▸ Work to do
Search the material below for the string "true" and extract each line that has it.

▸ Materials provided
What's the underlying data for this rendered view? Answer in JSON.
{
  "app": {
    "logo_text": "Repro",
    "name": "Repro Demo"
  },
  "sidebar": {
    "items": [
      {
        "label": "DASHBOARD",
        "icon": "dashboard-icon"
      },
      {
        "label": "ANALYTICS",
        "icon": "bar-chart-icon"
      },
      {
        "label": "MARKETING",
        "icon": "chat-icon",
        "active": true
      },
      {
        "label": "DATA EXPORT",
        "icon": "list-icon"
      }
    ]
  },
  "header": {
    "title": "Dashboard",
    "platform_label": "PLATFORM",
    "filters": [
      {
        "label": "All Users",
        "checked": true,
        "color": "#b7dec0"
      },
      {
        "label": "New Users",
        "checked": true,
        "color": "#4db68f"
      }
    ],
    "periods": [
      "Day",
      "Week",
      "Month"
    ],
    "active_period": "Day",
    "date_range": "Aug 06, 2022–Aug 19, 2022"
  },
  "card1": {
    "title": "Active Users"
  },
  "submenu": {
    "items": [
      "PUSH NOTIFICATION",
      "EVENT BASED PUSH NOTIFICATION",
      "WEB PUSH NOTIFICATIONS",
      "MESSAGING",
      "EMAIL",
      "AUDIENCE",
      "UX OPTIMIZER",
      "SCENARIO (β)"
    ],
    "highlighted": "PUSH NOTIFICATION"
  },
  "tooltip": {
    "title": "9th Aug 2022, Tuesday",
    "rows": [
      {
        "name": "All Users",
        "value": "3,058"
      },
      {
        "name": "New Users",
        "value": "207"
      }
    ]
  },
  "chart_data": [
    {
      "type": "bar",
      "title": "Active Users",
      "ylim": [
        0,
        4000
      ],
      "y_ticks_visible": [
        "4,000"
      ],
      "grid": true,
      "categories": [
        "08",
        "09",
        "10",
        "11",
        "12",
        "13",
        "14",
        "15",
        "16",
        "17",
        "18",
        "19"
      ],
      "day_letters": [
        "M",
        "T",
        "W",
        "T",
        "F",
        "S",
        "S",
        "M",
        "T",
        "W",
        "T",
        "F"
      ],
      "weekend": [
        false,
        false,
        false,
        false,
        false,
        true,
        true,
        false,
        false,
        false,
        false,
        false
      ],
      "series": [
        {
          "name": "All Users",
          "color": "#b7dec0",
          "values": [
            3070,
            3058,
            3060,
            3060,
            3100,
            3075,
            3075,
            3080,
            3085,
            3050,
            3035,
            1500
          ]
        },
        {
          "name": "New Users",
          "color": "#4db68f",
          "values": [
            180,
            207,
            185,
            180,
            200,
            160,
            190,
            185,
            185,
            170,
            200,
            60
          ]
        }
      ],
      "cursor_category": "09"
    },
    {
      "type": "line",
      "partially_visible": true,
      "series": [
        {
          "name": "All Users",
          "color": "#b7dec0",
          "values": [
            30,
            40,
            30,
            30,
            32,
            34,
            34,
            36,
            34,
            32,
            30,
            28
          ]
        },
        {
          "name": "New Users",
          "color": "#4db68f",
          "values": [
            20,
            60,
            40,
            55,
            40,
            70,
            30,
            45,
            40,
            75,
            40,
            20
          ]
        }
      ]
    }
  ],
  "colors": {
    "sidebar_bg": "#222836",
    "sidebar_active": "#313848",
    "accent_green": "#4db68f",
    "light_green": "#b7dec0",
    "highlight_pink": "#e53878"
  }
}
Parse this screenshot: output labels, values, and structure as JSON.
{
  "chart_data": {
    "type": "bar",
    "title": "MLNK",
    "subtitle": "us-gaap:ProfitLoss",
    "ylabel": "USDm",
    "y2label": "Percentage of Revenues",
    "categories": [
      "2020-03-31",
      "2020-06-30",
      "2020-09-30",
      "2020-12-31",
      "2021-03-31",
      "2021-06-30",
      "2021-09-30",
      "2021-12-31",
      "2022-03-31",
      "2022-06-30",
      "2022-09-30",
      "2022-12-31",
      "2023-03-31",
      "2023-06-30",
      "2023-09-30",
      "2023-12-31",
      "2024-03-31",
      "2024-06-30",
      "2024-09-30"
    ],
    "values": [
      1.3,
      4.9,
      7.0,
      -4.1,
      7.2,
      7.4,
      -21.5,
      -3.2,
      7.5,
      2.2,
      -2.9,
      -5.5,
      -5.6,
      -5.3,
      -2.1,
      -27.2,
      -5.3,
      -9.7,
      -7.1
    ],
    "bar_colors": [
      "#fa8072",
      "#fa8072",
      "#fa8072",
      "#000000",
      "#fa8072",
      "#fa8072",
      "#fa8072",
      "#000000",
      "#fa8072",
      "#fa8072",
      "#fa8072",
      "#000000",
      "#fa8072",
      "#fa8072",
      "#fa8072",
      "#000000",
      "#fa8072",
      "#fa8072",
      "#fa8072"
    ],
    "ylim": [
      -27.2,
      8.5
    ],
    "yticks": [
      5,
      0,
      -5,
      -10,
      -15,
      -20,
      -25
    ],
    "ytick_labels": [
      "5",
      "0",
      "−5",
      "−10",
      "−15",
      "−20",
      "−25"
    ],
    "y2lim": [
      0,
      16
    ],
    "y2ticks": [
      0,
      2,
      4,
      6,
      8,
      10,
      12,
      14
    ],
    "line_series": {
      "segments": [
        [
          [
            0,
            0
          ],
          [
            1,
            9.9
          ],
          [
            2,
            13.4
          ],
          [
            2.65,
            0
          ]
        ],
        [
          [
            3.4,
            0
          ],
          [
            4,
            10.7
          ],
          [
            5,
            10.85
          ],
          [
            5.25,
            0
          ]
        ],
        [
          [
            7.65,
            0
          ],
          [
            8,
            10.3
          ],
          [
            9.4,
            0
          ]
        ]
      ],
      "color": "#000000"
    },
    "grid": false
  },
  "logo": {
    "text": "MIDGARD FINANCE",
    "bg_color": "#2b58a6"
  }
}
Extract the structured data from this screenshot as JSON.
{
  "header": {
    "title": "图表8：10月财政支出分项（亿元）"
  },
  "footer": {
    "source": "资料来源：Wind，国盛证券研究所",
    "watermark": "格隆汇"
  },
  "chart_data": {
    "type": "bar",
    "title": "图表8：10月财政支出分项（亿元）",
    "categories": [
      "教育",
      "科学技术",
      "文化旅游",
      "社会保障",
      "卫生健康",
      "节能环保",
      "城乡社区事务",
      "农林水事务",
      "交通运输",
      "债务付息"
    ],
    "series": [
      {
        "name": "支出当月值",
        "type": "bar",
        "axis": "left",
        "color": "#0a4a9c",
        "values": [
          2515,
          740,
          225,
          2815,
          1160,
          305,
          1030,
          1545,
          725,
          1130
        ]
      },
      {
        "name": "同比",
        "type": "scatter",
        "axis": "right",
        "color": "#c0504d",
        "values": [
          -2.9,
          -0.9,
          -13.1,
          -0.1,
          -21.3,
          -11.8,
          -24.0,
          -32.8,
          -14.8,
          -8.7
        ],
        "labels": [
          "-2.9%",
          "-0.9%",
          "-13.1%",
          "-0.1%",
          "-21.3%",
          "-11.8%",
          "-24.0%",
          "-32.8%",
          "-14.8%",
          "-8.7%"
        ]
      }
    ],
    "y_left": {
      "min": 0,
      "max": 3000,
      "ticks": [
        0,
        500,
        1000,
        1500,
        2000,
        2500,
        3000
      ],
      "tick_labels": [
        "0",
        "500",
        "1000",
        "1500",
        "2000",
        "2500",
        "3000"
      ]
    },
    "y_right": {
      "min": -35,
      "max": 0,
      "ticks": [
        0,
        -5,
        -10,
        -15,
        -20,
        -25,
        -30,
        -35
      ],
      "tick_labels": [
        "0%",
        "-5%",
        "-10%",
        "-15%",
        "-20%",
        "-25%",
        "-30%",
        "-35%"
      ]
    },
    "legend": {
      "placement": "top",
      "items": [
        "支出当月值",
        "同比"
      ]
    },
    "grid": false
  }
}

▸ Solution below
        "active": true
        "checked": true,
        "checked": true,
      "grid": true,
        true,
        true,
      "partially_visible": true,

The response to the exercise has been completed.